-- GIVEN DATA --
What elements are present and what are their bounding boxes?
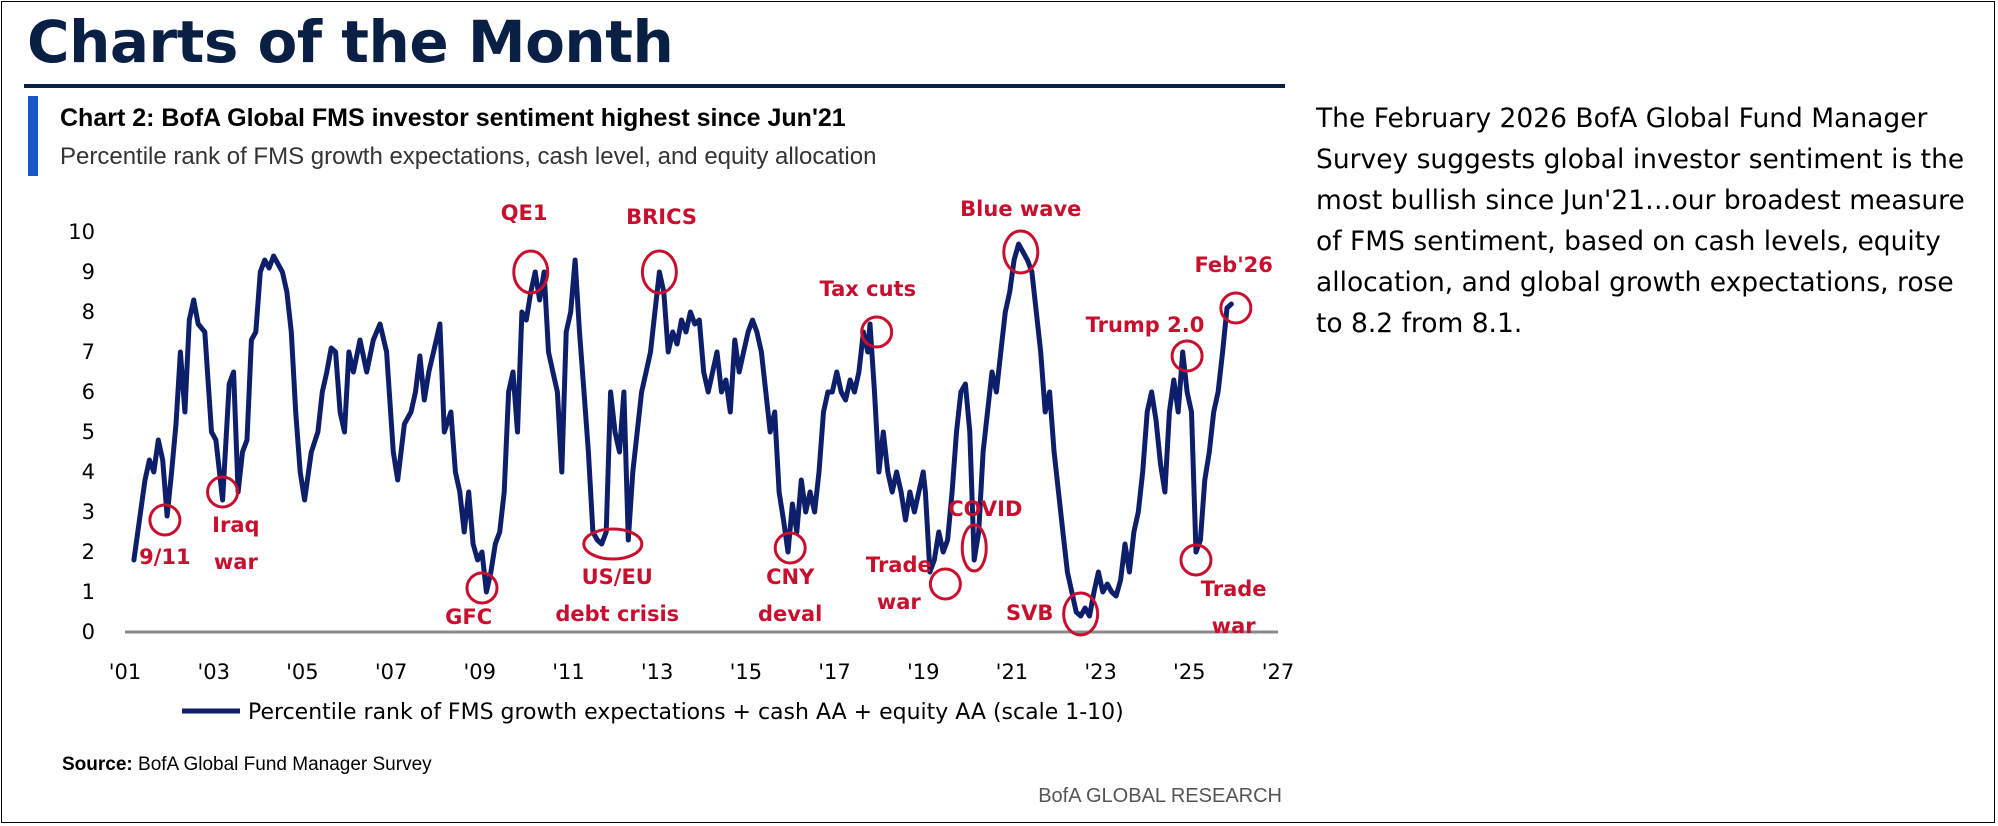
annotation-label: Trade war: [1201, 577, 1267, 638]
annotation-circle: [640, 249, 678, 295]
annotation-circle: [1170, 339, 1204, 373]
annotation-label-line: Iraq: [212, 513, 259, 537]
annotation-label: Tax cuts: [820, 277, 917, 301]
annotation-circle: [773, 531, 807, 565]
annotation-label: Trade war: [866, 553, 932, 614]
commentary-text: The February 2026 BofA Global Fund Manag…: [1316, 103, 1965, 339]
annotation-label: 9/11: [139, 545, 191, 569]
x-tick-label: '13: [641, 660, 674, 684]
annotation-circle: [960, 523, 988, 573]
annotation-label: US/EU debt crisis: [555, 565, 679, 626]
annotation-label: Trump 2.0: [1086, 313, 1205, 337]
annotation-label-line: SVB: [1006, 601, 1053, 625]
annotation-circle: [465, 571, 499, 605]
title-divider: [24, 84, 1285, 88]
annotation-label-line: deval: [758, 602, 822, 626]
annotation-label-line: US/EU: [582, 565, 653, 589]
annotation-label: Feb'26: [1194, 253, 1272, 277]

-- OBJECTIVE --
Rewrite the part that opens with the line containing "annotation-label: Trade war: [1201, 577, 1267, 638]" and closes with the line containing "annotation-label: Tax cuts: [820, 277, 917, 301]", changing "annotation-circle" to "circle-marker" and keeping everything else the same.

-- EXPECTED ANSWER --
annotation-label: Trade war: [1201, 577, 1267, 638]
circle-marker: [640, 249, 678, 295]
circle-marker: [1170, 339, 1204, 373]
annotation-label-line: Iraq: [212, 513, 259, 537]
annotation-label: Tax cuts: [820, 277, 917, 301]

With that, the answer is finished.